# 750-638 zählt nicht



## Hirschi (23 Mai 2019)

Hallo,

steh irgendwie auf dem Schlauch. Habe einen Zähler 638 an das Ende des PFC200 Knotens gehängt. Hat sich adressmäßig an den Anfang gesetzt. Statusbytes fangen mit IX0.x an, Lowbyte Counter IB2 usw.
Die Function LED leuchtet und der D1 blinkt im Takt meines Gebers. Ich sehe aber nicht, dass irgendwas hochgezählt wird. 
Wenn ich z.B. das Eingangsbyte IB2 vom Programm aus beschreibe, wird mir dieser Wert in der Steuerungskonfiguration angezeigt - und nicht wie von mir erwartet von der Klemme überschrieben.
Das bisherige Programm funktioniert einwandfrei.
Was muß ich noch machen, dass der Zähler zählt?
CoDeSys 2.3

Danke und Gruß
Andreas


----------



## holgermaik (24 Mai 2019)

> Was muß ich noch machen, dass der Zähler zählt?


Die 4 Bit aus dem Steuerwort entsprechend deiner Abwendung beschalten.


----------



## Hirschi (24 Mai 2019)

Danke. Hab sie nun explizit aus dem Programm mit False beschrieben, obwohl alle False ja den normalen Zählzustand beschreibt. Zählt trotzdem nicht.
Wenn ich jetzt IX0.5 True setze (siehe Bild), müsste doch die 44 vom QB10 zum IB2 geschrieben werden. Oder liege ich da falsch?


----------



## Plan_B (24 Mai 2019)

Im Statusbyte Bits zu setzen bringt wohl nix. Das macht die Klemme. Als Rückmeldung für den Befehl.
QX4.5 sollte den Ladewert in die Klemme schreiben.


----------



## .:WAGO::0102330:. (24 Mai 2019)

Hallo Hirschi,
andy hat recht. Über die Ausgänge werden der Klemme bestimmte Funktionen mitgeteilt. So wie z.B. die Zählrichtung. Die dazugehörigen Eingänge zeigen dann an das die Klemme diese Funktionen ausführt.

(Einträge zur Regionsannotation)
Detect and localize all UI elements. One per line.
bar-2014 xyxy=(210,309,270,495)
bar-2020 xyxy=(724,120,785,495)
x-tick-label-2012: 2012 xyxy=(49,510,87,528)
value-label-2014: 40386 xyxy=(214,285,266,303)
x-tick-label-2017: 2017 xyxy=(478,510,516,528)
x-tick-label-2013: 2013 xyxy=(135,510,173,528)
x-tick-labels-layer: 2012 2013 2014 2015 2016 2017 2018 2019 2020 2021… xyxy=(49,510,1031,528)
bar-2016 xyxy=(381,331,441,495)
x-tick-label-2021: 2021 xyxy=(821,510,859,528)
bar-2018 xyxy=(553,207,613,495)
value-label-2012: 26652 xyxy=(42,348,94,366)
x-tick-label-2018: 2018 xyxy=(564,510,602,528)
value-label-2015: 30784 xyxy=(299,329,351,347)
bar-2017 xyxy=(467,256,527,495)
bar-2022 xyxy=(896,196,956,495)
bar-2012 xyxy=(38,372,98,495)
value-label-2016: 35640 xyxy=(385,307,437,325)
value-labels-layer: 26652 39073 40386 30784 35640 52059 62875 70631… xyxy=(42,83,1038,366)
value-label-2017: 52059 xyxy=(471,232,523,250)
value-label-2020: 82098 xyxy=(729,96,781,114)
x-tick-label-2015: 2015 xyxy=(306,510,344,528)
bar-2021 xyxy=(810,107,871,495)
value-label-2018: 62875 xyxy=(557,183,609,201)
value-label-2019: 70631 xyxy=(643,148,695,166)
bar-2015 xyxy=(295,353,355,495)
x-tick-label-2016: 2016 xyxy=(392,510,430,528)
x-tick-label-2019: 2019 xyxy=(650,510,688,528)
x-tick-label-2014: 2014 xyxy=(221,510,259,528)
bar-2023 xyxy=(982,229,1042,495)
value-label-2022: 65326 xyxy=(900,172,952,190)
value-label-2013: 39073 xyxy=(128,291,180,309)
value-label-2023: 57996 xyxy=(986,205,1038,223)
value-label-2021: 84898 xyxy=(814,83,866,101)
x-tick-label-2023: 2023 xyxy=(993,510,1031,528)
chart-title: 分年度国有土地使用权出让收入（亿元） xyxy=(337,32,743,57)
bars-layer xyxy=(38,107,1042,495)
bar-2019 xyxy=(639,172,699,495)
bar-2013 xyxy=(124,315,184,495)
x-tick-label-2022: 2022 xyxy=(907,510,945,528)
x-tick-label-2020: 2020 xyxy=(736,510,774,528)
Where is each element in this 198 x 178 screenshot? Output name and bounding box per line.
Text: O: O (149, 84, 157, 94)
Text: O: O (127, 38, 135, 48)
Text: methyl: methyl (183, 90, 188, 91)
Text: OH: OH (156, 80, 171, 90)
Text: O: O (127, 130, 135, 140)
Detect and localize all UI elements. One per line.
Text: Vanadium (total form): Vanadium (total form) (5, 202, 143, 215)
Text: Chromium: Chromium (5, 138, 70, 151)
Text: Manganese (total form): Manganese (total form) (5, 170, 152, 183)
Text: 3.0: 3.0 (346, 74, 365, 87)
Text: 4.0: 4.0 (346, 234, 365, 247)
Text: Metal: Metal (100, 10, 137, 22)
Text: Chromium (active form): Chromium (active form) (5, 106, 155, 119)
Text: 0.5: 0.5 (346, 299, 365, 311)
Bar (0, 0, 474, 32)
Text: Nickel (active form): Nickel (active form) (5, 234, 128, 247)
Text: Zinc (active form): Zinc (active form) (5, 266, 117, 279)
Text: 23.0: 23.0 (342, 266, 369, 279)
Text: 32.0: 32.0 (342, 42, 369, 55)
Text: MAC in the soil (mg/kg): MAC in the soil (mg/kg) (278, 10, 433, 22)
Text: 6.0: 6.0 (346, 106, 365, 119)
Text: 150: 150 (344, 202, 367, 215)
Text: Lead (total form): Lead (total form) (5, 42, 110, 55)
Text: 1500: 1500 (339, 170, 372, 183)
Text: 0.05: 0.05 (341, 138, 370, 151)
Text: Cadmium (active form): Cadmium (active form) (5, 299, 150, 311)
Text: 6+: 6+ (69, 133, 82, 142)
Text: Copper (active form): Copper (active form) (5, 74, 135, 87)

■ **AUFGABEN UND ÜBUNGEN**
- a) Welcher Ausgang sollte laut Textauszug den Ladewert in die Klemme schreiben?
- b) Wie lautet der Satz „Das bisherige Programm funktioniert einwandfrei.“ aus dem Textauszug auf Englisch?
Verwenden Sie ausschließlich den Textauszug.

■ **LÖSUNGEN DER AUFGABEN**
- a) QX4.5

- b) The existing program works flawlessly.